# Written request
Reproduce each line of the material precisely.

-.-.-

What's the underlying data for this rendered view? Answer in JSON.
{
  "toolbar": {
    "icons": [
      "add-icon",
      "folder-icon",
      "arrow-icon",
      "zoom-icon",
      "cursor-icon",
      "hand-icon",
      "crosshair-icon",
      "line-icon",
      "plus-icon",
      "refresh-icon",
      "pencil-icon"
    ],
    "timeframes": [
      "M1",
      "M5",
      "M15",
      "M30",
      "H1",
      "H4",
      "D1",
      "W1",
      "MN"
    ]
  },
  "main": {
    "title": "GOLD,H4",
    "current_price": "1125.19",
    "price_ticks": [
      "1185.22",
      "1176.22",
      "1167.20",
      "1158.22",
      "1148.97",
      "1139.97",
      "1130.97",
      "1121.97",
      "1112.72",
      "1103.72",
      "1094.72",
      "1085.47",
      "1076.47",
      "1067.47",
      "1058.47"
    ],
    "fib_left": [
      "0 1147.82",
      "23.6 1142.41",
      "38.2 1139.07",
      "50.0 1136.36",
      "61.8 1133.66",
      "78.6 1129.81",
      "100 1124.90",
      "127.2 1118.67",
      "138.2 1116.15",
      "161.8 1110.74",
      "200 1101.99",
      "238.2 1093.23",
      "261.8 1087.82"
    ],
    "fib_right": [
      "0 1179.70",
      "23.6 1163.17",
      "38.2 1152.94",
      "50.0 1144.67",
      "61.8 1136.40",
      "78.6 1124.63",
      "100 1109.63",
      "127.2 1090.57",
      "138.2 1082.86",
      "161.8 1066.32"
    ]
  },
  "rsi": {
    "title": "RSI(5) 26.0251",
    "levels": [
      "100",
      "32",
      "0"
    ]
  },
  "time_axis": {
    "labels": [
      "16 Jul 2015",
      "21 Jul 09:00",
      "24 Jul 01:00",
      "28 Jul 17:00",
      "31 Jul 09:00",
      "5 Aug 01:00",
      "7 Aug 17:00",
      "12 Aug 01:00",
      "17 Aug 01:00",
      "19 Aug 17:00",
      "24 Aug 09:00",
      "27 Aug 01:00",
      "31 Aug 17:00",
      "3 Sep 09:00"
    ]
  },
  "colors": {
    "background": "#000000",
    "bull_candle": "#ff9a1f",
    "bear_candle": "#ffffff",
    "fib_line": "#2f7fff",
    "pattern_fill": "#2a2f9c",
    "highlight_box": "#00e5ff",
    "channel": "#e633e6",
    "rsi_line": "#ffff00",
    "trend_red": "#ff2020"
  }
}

-.-.-

# Task answer
What's the underlying data for this rendered view? Answer in JSON.
{
  "toolbar": {
    "icons": [
      "add-icon",
      "folder-icon",
      "arrow-icon",
      "zoom-icon",
      "cursor-icon",
      "hand-icon",
      "crosshair-icon",
      "line-icon",
      "plus-icon",
      "refresh-icon",
      "pencil-icon"
    ],
    "timeframes": [
      "M1",
      "M5",
      "M15",
      "M30",
      "H1",
      "H4",
      "D1",
      "W1",
      "MN"
    ]
  },
  "main": {
    "title": "GOLD,H4",
    "current_price": "1125.19",
    "price_ticks": [
      "1185.22",
      "1176.22",
      "1167.20",
      "1158.22",
      "1148.97",
      "1139.97",
      "1130.97",
      "1121.97",
      "1112.72",
      "1103.72",
      "1094.72",
      "1085.47",
      "1076.47",
      "1067.47",
      "1058.47"
    ],
    "fib_left": [
      "0 1147.82",
      "23.6 1142.41",
      "38.2 1139.07",
      "50.0 1136.36",
      "61.8 1133.66",
      "78.6 1129.81",
      "100 1124.90",
      "127.2 1118.67",
      "138.2 1116.15",
      "161.8 1110.74",
      "200 1101.99",
      "238.2 1093.23",
      "261.8 1087.82"
    ],
    "fib_right": [
      "0 1179.70",
      "23.6 1163.17",
      "38.2 1152.94",
      "50.0 1144.67",
      "61.8 1136.40",
      "78.6 1124.63",
      "100 1109.63",
      "127.2 1090.57",
      "138.2 1082.86",
      "161.8 1066.32"
    ]
  },
  "rsi": {
    "title": "RSI(5) 26.0251",
    "levels": [
      "100",
      "32",
      "0"
    ]
  },
  "time_axis": {
    "labels": [
      "16 Jul 2015",
      "21 Jul 09:00",
      "24 Jul 01:00",
      "28 Jul 17:00",
      "31 Jul 09:00",
      "5 Aug 01:00",
      "7 Aug 17:00",
      "12 Aug 01:00",
      "17 Aug 01:00",
      "19 Aug 17:00",
      "24 Aug 09:00",
      "27 Aug 01:00",
      "31 Aug 17:00",
      "3 Sep 09:00"
    ]
  },
  "colors": {
    "background": "#000000",
    "bull_candle": "#ff9a1f",
    "bear_candle": "#ffffff",
    "fib_line": "#2f7fff",
    "pattern_fill": "#2a2f9c",
    "highlight_box": "#00e5ff",
    "channel": "#e633e6",
    "rsi_line": "#ffff00",
    "trend_red": "#ff2020"
  }
}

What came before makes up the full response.